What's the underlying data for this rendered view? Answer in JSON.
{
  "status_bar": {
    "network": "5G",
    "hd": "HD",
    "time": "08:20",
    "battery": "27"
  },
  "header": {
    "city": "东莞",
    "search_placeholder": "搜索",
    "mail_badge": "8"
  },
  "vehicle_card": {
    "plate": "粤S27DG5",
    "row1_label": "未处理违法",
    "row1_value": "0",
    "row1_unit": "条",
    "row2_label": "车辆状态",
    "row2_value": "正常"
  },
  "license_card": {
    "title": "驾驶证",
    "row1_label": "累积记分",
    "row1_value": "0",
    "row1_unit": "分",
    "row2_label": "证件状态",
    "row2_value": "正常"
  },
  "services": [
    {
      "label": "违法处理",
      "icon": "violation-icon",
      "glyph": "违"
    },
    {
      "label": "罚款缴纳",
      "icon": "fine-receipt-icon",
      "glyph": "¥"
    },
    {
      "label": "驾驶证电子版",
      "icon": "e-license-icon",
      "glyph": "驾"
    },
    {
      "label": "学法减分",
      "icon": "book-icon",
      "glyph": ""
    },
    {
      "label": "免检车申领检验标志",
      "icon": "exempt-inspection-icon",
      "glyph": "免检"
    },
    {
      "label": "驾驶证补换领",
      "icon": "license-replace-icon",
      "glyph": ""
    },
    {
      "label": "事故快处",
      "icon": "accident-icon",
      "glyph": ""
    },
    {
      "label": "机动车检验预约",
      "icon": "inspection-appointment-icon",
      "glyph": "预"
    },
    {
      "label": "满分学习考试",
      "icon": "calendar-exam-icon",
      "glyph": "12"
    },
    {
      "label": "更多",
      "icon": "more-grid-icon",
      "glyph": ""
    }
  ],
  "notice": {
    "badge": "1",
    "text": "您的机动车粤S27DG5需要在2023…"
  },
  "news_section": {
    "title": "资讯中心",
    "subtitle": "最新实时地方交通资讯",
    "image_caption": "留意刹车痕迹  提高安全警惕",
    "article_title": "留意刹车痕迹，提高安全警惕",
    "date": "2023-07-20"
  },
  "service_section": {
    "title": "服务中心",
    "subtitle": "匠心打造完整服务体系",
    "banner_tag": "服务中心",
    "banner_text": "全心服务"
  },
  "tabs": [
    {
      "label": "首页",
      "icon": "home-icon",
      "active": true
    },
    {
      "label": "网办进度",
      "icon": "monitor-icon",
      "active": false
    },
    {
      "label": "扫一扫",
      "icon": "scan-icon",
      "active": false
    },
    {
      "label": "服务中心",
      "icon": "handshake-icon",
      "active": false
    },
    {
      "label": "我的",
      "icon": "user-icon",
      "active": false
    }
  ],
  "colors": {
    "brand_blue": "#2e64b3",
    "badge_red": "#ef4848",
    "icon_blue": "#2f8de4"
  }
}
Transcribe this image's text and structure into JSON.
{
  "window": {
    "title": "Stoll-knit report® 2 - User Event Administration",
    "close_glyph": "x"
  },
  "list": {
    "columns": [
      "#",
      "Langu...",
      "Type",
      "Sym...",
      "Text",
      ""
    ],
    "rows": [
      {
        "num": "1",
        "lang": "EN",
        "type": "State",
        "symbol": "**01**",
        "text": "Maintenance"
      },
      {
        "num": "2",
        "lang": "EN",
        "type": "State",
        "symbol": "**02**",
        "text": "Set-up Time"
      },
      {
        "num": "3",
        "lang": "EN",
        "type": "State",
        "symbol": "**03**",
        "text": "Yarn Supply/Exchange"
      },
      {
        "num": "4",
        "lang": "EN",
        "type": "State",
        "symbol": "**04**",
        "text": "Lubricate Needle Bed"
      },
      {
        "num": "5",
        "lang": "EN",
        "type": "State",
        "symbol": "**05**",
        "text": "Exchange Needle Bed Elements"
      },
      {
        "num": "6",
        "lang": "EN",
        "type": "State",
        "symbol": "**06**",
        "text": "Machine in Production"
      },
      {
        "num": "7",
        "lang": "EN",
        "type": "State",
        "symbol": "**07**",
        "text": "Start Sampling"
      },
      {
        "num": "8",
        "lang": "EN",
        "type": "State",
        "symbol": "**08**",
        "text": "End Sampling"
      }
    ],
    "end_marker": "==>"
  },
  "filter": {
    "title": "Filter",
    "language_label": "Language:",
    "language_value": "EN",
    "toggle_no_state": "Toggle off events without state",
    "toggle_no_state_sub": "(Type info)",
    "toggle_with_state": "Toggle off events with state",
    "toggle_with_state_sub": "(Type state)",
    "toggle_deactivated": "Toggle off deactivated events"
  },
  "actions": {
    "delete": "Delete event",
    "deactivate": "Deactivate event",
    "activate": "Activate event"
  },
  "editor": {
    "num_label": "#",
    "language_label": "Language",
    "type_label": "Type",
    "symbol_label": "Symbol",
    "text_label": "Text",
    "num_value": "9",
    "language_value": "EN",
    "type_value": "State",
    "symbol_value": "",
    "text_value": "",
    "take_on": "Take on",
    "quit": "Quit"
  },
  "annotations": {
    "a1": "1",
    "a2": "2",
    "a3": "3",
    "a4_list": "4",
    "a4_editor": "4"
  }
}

- _Exercise directions_: Report only how many lines in the entries contain "subtitle".

- _The completed task_: 2